# START OF EXERCISE MATERIALS

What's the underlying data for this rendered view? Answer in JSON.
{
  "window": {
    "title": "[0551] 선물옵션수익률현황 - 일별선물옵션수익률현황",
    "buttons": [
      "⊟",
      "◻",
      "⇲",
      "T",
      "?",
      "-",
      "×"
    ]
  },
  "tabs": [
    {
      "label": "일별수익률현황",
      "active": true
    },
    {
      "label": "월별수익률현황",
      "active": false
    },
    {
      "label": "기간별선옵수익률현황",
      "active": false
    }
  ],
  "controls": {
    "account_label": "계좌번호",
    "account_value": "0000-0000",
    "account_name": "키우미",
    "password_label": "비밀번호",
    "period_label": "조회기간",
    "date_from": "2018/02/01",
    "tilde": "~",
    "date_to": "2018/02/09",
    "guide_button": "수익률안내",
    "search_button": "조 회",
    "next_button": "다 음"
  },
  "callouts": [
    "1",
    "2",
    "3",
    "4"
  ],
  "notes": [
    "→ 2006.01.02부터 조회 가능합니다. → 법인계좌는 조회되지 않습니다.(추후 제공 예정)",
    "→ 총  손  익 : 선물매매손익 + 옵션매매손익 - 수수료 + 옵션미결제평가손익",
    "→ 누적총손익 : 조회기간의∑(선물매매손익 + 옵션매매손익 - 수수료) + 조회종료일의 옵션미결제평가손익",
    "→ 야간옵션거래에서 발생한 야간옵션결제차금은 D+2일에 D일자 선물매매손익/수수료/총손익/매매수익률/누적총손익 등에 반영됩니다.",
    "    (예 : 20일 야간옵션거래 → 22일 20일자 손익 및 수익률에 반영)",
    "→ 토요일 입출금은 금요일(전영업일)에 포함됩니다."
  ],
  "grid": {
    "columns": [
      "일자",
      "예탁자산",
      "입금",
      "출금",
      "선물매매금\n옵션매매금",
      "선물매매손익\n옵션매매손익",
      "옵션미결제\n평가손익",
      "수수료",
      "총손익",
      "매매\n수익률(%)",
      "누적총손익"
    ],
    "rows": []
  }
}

# END OF EXERCISE MATERIALS

GOAL — In the material above, find the lines that contain "선물매매손익" and show them.

OUTPUT —
    "→ 총  손  익 : 선물매매손익 + 옵션매매손익 - 수수료 + 옵션미결제평가손익",
    "→ 누적총손익 : 조회기간의∑(선물매매손익 + 옵션매매손익 - 수수료) + 조회종료일의 옵션미결제평가손익",
    "→ 야간옵션거래에서 발생한 야간옵션결제차금은 D+2일에 D일자 선물매매손익/수수료/총손익/매매수익률/누적총손익 등에 반영됩니다.",
      "선물매매손익\n옵션매매손익",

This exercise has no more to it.